▸ **O que se pede**: Diga se cada afirmação concorda com o texto sobre a intervenção do White Estate, respondendo sim ou não e citando entre aspas as palavras do texto que decidem: (a) o White Estate afirmou que as omissões do livro desconstroem mais do que o conteúdo de suas páginas; (b) a apreciação da Sra. White no livro se baseava principalmente em suas profecias; (c) o White Estate se limitou a rejeitar a obra de seus pares.

Com uma equipe tão distinta de participantes e uma mensagem centrada na apreciação da Sra. White, primariamente por seus escritos devocionais e suas perspectivas espirituais, por que o White Estate interveio? Eles explicaram: “A natureza fundamental do dom profético e o estabelecimento divino da Igreja Adventista do Sétimo Dia como movimento remanescente de profecia bíblica são mais desconstruídos pelas omissões do livro do que pelo conteúdo presente em suas páginas.”
O que ele define como “omissões” inclui trabalhos de seus próprios membros — em sua maioria defesas apologéticas, em suas próprias palavras, do “uso de fontes por Ellen White, do papel de suas assistentes, inspiração, falibilidade, e a relação entre os seus escritos e as Escrituras”. Qualquer acadêmico tem liberdade para rejeitar a obra de seus pares devido à omissão de certas fontes, mas o White Estate foi além: ele fez uso da força.

▸ **Dados fornecidos**:
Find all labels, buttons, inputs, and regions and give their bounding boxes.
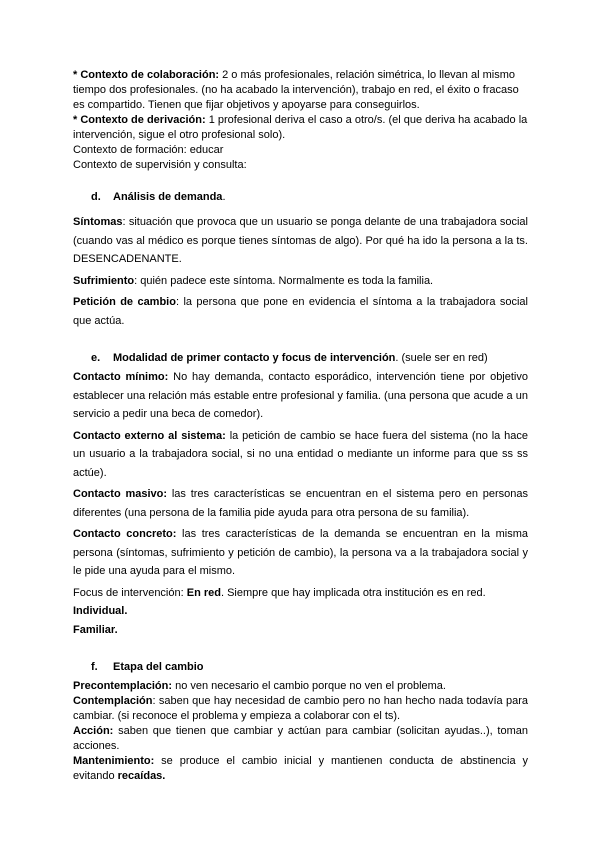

▸ **Resposta à tarefa**:
(a) Sim: "são mais desconstruídos pelas omissões do livro do que pelo conteúdo presente em suas páginas."
(b) Não: "primariamente por seus escritos devocionais e suas perspectivas espirituais."
(c) Não: "mas o White Estate foi além: ele fez uso da força."